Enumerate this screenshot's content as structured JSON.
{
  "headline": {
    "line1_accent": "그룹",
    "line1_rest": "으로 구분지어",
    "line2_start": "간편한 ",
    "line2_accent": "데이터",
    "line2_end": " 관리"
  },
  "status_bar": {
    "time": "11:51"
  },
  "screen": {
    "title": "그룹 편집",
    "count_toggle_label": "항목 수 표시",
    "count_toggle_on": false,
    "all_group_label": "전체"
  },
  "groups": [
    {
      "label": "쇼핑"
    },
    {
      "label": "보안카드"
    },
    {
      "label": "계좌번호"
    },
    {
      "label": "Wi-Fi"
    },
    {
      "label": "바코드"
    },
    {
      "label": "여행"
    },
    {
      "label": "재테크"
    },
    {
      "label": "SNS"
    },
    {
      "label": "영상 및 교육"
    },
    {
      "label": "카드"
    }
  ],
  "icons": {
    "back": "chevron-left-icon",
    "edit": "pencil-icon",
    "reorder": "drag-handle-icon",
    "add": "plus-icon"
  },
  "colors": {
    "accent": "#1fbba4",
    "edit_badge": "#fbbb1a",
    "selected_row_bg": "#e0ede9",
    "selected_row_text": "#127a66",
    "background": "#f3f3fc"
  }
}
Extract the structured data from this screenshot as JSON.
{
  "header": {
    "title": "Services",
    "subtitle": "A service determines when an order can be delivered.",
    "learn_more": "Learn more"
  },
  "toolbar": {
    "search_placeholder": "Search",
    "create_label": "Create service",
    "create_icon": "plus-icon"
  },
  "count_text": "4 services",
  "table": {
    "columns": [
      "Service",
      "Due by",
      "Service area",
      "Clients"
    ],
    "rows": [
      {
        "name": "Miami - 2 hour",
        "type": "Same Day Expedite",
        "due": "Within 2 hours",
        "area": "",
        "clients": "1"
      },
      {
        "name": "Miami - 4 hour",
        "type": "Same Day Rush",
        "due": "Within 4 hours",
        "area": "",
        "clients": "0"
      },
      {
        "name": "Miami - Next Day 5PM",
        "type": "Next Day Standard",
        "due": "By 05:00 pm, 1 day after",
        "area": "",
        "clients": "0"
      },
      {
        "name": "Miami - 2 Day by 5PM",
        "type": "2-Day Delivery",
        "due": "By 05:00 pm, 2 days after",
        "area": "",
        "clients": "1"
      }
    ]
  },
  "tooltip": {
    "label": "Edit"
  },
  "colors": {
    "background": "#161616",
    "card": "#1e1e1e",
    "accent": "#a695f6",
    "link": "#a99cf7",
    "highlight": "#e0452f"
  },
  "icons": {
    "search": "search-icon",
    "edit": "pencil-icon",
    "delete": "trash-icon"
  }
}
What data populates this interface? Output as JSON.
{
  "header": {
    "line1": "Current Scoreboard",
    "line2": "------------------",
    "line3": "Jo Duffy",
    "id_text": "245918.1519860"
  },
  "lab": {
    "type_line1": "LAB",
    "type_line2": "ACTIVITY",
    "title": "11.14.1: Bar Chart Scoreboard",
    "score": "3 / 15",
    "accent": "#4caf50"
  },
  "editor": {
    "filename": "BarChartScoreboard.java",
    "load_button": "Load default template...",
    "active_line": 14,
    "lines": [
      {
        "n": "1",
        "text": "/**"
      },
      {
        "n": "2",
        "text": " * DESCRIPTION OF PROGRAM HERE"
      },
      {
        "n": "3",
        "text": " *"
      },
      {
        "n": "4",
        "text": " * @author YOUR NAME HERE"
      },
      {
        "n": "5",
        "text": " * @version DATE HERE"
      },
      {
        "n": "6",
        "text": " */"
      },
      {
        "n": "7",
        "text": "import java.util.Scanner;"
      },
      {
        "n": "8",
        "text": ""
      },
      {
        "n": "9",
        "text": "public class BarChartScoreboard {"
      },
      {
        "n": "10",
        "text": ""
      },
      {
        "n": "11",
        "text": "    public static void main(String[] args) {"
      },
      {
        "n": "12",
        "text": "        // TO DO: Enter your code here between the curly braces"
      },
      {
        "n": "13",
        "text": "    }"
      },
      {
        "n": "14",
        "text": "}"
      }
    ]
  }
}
════════
## WORK REQUIRED
Read through the entries and copy every line that includes "after".

## FINAL RESULT
        "due": "By 05:00 pm, 1 day after",
        "due": "By 05:00 pm, 2 days after",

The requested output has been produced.